[Data drawn from a collection]
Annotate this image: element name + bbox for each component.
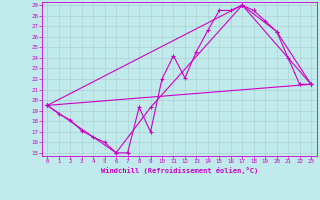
X-axis label: Windchill (Refroidissement éolien,°C): Windchill (Refroidissement éolien,°C) <box>100 167 258 174</box>
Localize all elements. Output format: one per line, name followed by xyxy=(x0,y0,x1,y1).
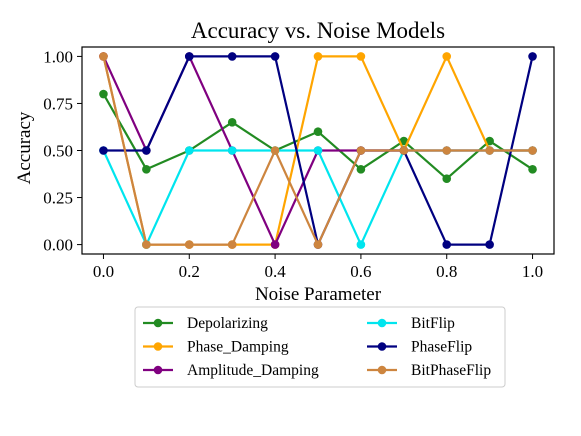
legend-label: BitPhaseFlip xyxy=(411,362,491,379)
data-point xyxy=(442,146,452,155)
legend-swatch-marker xyxy=(377,342,387,351)
data-point xyxy=(184,52,194,61)
y-tick-label: 0.00 xyxy=(43,236,73,255)
legend: Depolarizing Phase_Damping Amplitude_Dampi… xyxy=(134,306,506,388)
legend-swatch-marker xyxy=(153,318,163,328)
legend-swatch-marker xyxy=(153,365,163,375)
data-point xyxy=(442,240,452,249)
data-point xyxy=(313,146,323,155)
x-tick-label: 0.6 xyxy=(350,262,371,281)
data-point xyxy=(485,146,494,155)
legend-item: PhaseFlip xyxy=(367,339,472,356)
series-depolarizing xyxy=(99,89,537,184)
data-point xyxy=(313,52,323,61)
legend-swatch-marker xyxy=(153,342,163,351)
legend-label: BitFlip xyxy=(411,315,455,332)
data-point xyxy=(270,240,280,249)
legend-item: Phase_Damping xyxy=(143,339,289,356)
data-point xyxy=(270,146,280,155)
y-axis-label: Accuracy xyxy=(14,111,35,184)
data-point xyxy=(356,240,366,249)
series-line xyxy=(102,149,533,246)
series-bitphaseflip xyxy=(99,52,537,249)
data-point xyxy=(313,127,323,136)
legend-item: BitPhaseFlip xyxy=(367,362,491,379)
legend-label: Phase_Damping xyxy=(187,339,289,356)
legend-swatch-marker xyxy=(377,318,387,328)
data-point xyxy=(528,146,537,155)
data-point xyxy=(442,52,452,61)
legend-label: PhaseFlip xyxy=(411,339,472,356)
legend-item: Amplitude_Damping xyxy=(143,362,319,379)
data-point xyxy=(142,165,151,174)
data-point xyxy=(99,52,108,61)
x-tick-label: 0.2 xyxy=(179,262,200,281)
data-point xyxy=(142,146,151,155)
data-point xyxy=(142,240,151,249)
data-point xyxy=(528,52,537,61)
axis-ticks: 0.0 0.2 0.4 0.6 0.8 1.0 0.00 0.25 0.50 0.75 1.00 xyxy=(43,47,543,281)
legend-label: Depolarizing xyxy=(187,315,268,332)
data-point xyxy=(356,165,366,174)
y-tick-label: 0.50 xyxy=(43,142,73,161)
legend-frame xyxy=(134,306,506,388)
data-point xyxy=(227,52,237,61)
chart-title: Accuracy vs. Noise Models xyxy=(191,18,445,43)
data-point xyxy=(399,146,409,155)
data-point xyxy=(485,240,494,249)
series-line xyxy=(102,93,534,180)
y-tick-label: 0.75 xyxy=(43,94,73,113)
data-point xyxy=(99,89,108,99)
x-axis-label: Noise Parameter xyxy=(255,284,382,305)
data-point xyxy=(227,240,237,249)
x-tick-label: 0.0 xyxy=(93,262,114,281)
data-point xyxy=(528,165,537,174)
data-point xyxy=(227,117,237,127)
legend-label: Amplitude_Damping xyxy=(187,362,319,379)
data-point xyxy=(227,146,237,155)
y-tick-label: 0.25 xyxy=(43,189,73,208)
data-point xyxy=(442,174,452,184)
data-point xyxy=(356,146,366,155)
legend-item: Depolarizing xyxy=(143,315,268,332)
data-point xyxy=(184,240,194,249)
x-tick-label: 0.4 xyxy=(264,262,286,281)
data-point xyxy=(313,240,323,249)
plot-area xyxy=(99,52,537,249)
data-point xyxy=(184,146,194,155)
x-tick-label: 0.8 xyxy=(436,262,457,281)
y-tick-label: 1.00 xyxy=(43,47,73,66)
legend-item: BitFlip xyxy=(367,315,455,332)
data-point xyxy=(99,146,108,155)
data-point xyxy=(356,52,366,61)
legend-swatch-marker xyxy=(377,365,387,375)
x-tick-label: 1.0 xyxy=(522,262,543,281)
data-point xyxy=(270,52,280,61)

**Given exercise**:
Could you copy, word for word, everything from the first line down to the line containing "Localize all elements.", including both of them? Please leave the pictures out of your answer.

**Exercise answer**:
Annotate this image: element name + bbox for each component.
X-axis label: Windchill (Refroidissement éolien,°C): Windchill (Refroidissement éolien,°C) <box>100 167 258 174</box>
Localize all elements. Output format: one per line, name followed by xyxy=(x0,y0,x1,y1).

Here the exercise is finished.